WHAT TO DO: Search the records for "已知函数". Copy every line where it appears.

DATA ROWS:
:::

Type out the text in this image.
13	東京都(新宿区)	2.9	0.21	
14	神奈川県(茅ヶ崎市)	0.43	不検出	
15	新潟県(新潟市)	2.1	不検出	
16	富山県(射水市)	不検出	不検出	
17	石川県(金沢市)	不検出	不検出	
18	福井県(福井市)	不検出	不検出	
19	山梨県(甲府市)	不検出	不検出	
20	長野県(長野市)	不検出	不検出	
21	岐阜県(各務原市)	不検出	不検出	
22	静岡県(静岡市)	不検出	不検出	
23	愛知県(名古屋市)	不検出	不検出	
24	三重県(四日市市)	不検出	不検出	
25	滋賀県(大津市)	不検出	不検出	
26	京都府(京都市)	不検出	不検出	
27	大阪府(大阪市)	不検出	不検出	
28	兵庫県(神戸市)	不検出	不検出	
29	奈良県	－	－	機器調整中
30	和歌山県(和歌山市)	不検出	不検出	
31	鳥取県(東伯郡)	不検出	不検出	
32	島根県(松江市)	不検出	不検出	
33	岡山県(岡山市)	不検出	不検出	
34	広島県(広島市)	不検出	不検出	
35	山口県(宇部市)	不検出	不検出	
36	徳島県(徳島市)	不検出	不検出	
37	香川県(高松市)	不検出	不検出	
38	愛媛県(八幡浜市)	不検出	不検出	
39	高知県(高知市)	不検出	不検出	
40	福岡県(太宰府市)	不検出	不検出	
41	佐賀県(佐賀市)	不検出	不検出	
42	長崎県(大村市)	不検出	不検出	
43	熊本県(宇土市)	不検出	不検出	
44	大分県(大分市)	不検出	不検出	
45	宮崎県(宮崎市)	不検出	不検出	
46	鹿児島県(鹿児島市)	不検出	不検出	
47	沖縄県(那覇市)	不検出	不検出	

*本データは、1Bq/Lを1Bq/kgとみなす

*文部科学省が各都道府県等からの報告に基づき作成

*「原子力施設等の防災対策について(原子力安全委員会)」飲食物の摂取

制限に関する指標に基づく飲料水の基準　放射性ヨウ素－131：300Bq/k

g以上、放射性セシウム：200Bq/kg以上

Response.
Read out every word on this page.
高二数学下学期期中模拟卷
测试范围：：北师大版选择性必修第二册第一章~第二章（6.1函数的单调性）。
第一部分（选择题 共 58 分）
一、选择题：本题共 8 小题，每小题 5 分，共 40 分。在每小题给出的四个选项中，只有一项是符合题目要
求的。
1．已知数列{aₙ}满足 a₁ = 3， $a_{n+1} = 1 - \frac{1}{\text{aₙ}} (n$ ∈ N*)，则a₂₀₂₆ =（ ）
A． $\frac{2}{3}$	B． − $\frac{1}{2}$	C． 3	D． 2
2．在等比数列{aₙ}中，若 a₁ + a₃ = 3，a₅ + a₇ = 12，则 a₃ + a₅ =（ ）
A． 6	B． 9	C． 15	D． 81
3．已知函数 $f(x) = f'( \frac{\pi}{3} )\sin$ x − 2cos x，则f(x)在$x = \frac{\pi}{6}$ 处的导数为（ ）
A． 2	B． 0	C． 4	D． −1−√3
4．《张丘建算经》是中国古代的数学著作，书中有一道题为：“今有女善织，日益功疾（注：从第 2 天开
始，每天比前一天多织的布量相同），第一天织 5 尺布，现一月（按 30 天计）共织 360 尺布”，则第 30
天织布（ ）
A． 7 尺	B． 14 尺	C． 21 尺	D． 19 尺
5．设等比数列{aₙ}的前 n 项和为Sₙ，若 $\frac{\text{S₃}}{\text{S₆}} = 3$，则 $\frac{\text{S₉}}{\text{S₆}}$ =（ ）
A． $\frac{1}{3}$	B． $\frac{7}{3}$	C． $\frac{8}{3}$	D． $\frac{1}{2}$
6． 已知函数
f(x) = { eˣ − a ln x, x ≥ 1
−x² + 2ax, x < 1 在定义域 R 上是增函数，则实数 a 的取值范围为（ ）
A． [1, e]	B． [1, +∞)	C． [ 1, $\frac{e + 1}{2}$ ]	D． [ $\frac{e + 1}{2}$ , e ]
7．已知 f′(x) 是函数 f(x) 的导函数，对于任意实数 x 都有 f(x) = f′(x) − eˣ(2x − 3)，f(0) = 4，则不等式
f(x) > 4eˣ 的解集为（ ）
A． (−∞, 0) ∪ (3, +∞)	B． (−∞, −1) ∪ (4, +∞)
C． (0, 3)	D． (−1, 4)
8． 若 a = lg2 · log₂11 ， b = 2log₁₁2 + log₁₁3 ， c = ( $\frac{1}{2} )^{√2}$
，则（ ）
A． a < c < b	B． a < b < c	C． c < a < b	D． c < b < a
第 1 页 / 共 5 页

:::

SOLUTION TO THE PROBLEM:
3．已知函数 $f(x) = f'( \frac{\pi}{3} )\sin$ x − 2cos x，则f(x)在$x = \frac{\pi}{6}$ 处的导数为（ ）
6． 已知函数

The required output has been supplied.